JOB: The records below must be written out exactly, with every picture left behind.

DATA EXTRACT:
● ● ● ● ●

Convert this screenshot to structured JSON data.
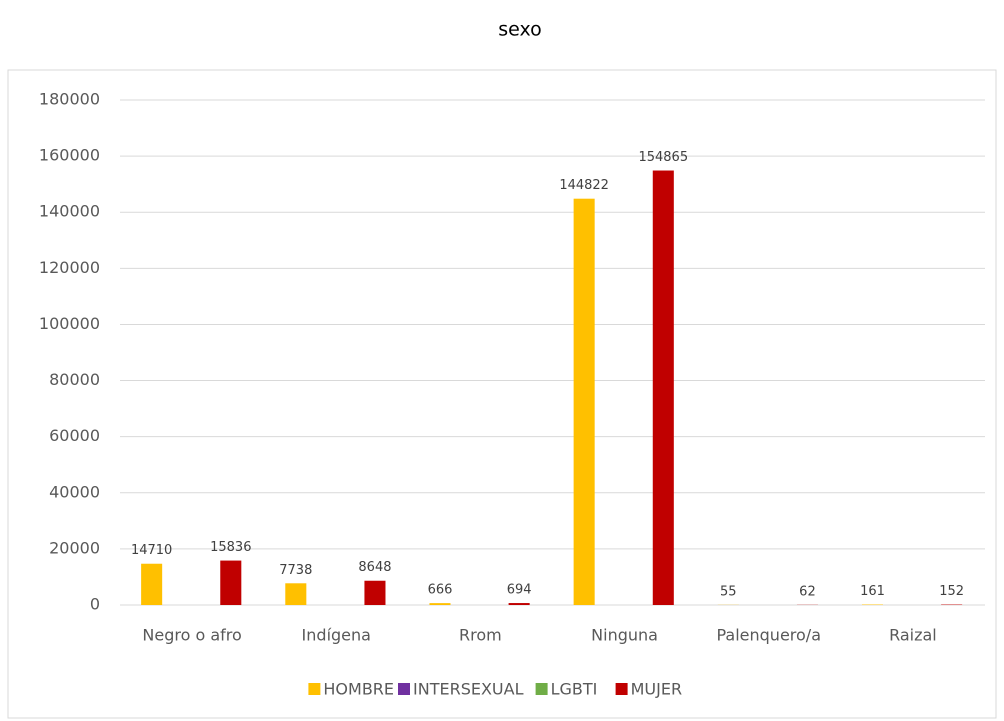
{
  "chart_data": {
    "type": "bar",
    "title": "sexo",
    "categories": [
      "Negro o afro",
      "Indígena",
      "Rrom",
      "Ninguna",
      "Palenquero/a",
      "Raizal"
    ],
    "series": [
      {
        "name": "HOMBRE",
        "color": "#ffc000",
        "values": [
          14710,
          7738,
          666,
          144822,
          55,
          161
        ],
        "labels": true
      },
      {
        "name": "INTERSEXUAL",
        "color": "#7030a0",
        "values": [
          0,
          0,
          0,
          0,
          0,
          0
        ],
        "labels": false
      },
      {
        "name": "LGBTI",
        "color": "#70ad47",
        "values": [
          0,
          0,
          0,
          0,
          0,
          0
        ],
        "labels": false
      },
      {
        "name": "MUJER",
        "color": "#c00000",
        "values": [
          15836,
          8648,
          694,
          154865,
          62,
          152
        ],
        "labels": true
      }
    ],
    "ylim": [
      0,
      180000
    ],
    "yticks": [
      0,
      20000,
      40000,
      60000,
      80000,
      100000,
      120000,
      140000,
      160000,
      180000
    ],
    "grid": true,
    "legend": "bottom"
  }
}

● ● ● ● ●

SOLUTION TO THE EXERCISE:
Convert this screenshot to structured JSON data.
{
  "chart_data": {
    "type": "bar",
    "title": "sexo",
    "categories": [
      "Negro o afro",
      "Indígena",
      "Rrom",
      "Ninguna",
      "Palenquero/a",
      "Raizal"
    ],
    "series": [
      {
        "name": "HOMBRE",
        "color": "#ffc000",
        "values": [
          14710,
          7738,
          666,
          144822,
          55,
          161
        ],
        "labels": true
      },
      {
        "name": "INTERSEXUAL",
        "color": "#7030a0",
        "values": [
          0,
          0,
          0,
          0,
          0,
          0
        ],
        "labels": false
      },
      {
        "name": "LGBTI",
        "color": "#70ad47",
        "values": [
          0,
          0,
          0,
          0,
          0,
          0
        ],
        "labels": false
      },
      {
        "name": "MUJER",
        "color": "#c00000",
        "values": [
          15836,
          8648,
          694,
          154865,
          62,
          152
        ],
        "labels": true
      }
    ],
    "ylim": [
      0,
      180000
    ],
    "yticks": [
      0,
      20000,
      40000,
      60000,
      80000,
      100000,
      120000,
      140000,
      160000,
      180000
    ],
    "grid": true,
    "legend": "bottom"
  }
}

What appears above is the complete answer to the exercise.